• [AIM OF THE EXERCISE]:
Can you copy out every line of the items below with nothing changed, leaving the pictures out?

[Rows from a layout dataset]
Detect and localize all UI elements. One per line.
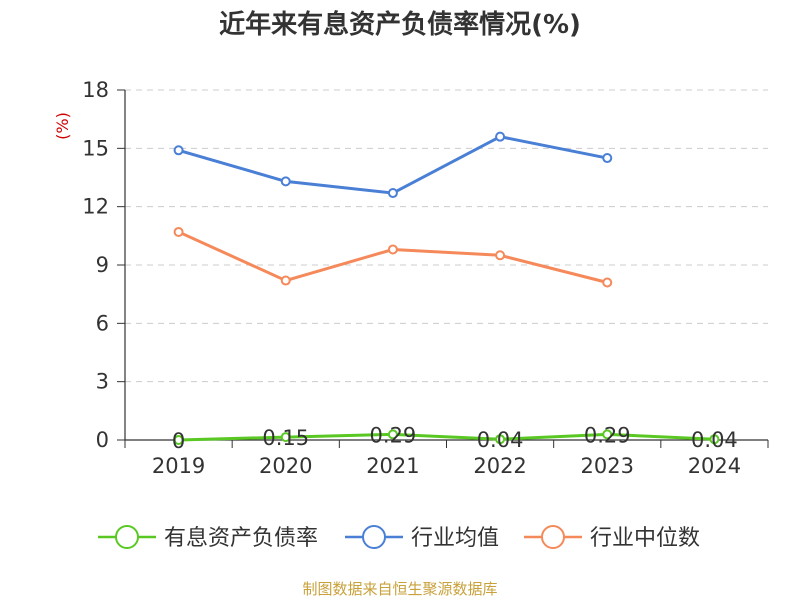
y-tick-label: 18 xyxy=(82,78,109,102)
y-tick-label: 6 xyxy=(96,311,109,335)
y-tick-label: 0 xyxy=(96,428,109,452)
data-labels: 0 0.15 0.29 0.04 0.29 0.04 xyxy=(172,423,738,453)
y-axis-unit: (%) xyxy=(53,112,72,140)
series-line xyxy=(178,432,715,442)
legend: 有息资产负债率 行业均值 行业中位数 xyxy=(98,525,700,551)
x-tick-label: 2021 xyxy=(366,454,419,478)
series-point xyxy=(602,277,613,288)
grid-lines xyxy=(125,89,768,383)
data-label: 0.29 xyxy=(370,423,417,447)
series-point xyxy=(602,429,613,440)
data-label: 0.04 xyxy=(477,428,524,452)
series-point xyxy=(602,153,613,164)
series-point xyxy=(709,434,720,445)
series-point xyxy=(387,188,398,199)
chart-title: 近年来有息资产负债率情况(%) xyxy=(219,10,581,40)
legend-label: 行业均值 xyxy=(411,526,499,551)
series-point xyxy=(387,429,398,440)
series-point xyxy=(495,434,506,445)
series-point xyxy=(387,244,398,255)
y-tick-label: 9 xyxy=(96,253,109,277)
series-point xyxy=(173,435,184,445)
series-point xyxy=(280,432,291,443)
axes: 0 3 6 9 12 15 18 (%) 2019 2020 2021 2022 2023 2024 xyxy=(53,78,769,478)
data-label: 0.04 xyxy=(691,428,738,452)
legend-marker xyxy=(541,525,565,549)
x-tick-label: 2022 xyxy=(473,454,526,478)
series-layer xyxy=(173,131,720,445)
series-line xyxy=(177,230,608,284)
legend-marker xyxy=(115,525,139,549)
series-point xyxy=(280,275,291,286)
x-tick-label: 2019 xyxy=(152,454,205,478)
y-tick-label: 3 xyxy=(96,370,109,394)
legend-label: 行业中位数 xyxy=(590,526,700,551)
series-point xyxy=(495,250,506,261)
data-label: 0 xyxy=(172,429,185,453)
data-label: 0.15 xyxy=(262,426,309,450)
series-point xyxy=(280,176,291,187)
x-tick-label: 2023 xyxy=(581,454,634,478)
legend-label: 有息资产负债率 xyxy=(164,526,318,551)
series-point xyxy=(173,226,184,237)
series-point xyxy=(495,131,506,142)
x-tick-label: 2020 xyxy=(259,454,312,478)
legend-marker xyxy=(362,525,386,549)
y-tick-label: 15 xyxy=(82,136,109,160)
source-note: 制图数据来自恒生聚源数据库 xyxy=(302,580,498,598)
x-tick-label: 2024 xyxy=(688,454,741,478)
y-tick-label: 12 xyxy=(82,195,109,219)
series-line xyxy=(178,135,608,195)
series-point xyxy=(173,145,184,156)
data-label: 0.29 xyxy=(584,423,631,447)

• [FULL RESPONSE]:
Detect and localize all UI elements. One per line.
y-tick-label: 18 xyxy=(82,78,109,102)
y-tick-label: 6 xyxy=(96,311,109,335)
y-tick-label: 0 xyxy=(96,428,109,452)
data-labels: 0 0.15 0.29 0.04 0.29 0.04 xyxy=(172,423,738,453)
y-axis-unit: (%) xyxy=(53,112,72,140)
series-line xyxy=(178,432,715,442)
legend: 有息资产负债率 行业均值 行业中位数 xyxy=(98,525,700,551)
x-tick-label: 2021 xyxy=(366,454,419,478)
series-point xyxy=(602,277,613,288)
grid-lines xyxy=(125,89,768,383)
data-label: 0.29 xyxy=(370,423,417,447)
series-point xyxy=(602,429,613,440)
data-label: 0.04 xyxy=(477,428,524,452)
series-point xyxy=(602,153,613,164)
series-point xyxy=(709,434,720,445)
series-point xyxy=(387,188,398,199)
chart-title: 近年来有息资产负债率情况(%) xyxy=(219,10,581,40)
legend-label: 行业均值 xyxy=(411,526,499,551)
series-point xyxy=(387,429,398,440)
series-point xyxy=(495,434,506,445)
series-point xyxy=(387,244,398,255)
y-tick-label: 9 xyxy=(96,253,109,277)
series-point xyxy=(173,435,184,445)
series-point xyxy=(280,432,291,443)
axes: 0 3 6 9 12 15 18 (%) 2019 2020 2021 2022 2023 2024 xyxy=(53,78,769,478)
data-label: 0.04 xyxy=(691,428,738,452)
legend-marker xyxy=(541,525,565,549)
x-tick-label: 2022 xyxy=(473,454,526,478)
series-layer xyxy=(173,131,720,445)
series-line xyxy=(177,230,608,284)
legend-marker xyxy=(115,525,139,549)
series-point xyxy=(280,275,291,286)
x-tick-label: 2019 xyxy=(152,454,205,478)
y-tick-label: 3 xyxy=(96,370,109,394)
legend-label: 行业中位数 xyxy=(590,526,700,551)
series-point xyxy=(495,250,506,261)
data-label: 0 xyxy=(172,429,185,453)
data-label: 0.15 xyxy=(262,426,309,450)
series-point xyxy=(280,176,291,187)
x-tick-label: 2023 xyxy=(581,454,634,478)
legend-label: 有息资产负债率 xyxy=(164,526,318,551)
series-point xyxy=(173,226,184,237)
series-point xyxy=(495,131,506,142)
x-tick-label: 2020 xyxy=(259,454,312,478)
legend-marker xyxy=(362,525,386,549)
y-tick-label: 15 xyxy=(82,136,109,160)
source-note: 制图数据来自恒生聚源数据库 xyxy=(302,580,498,598)
x-tick-label: 2024 xyxy=(688,454,741,478)
y-tick-label: 12 xyxy=(82,195,109,219)
series-line xyxy=(178,135,608,195)
series-point xyxy=(173,145,184,156)
data-label: 0.29 xyxy=(584,423,631,447)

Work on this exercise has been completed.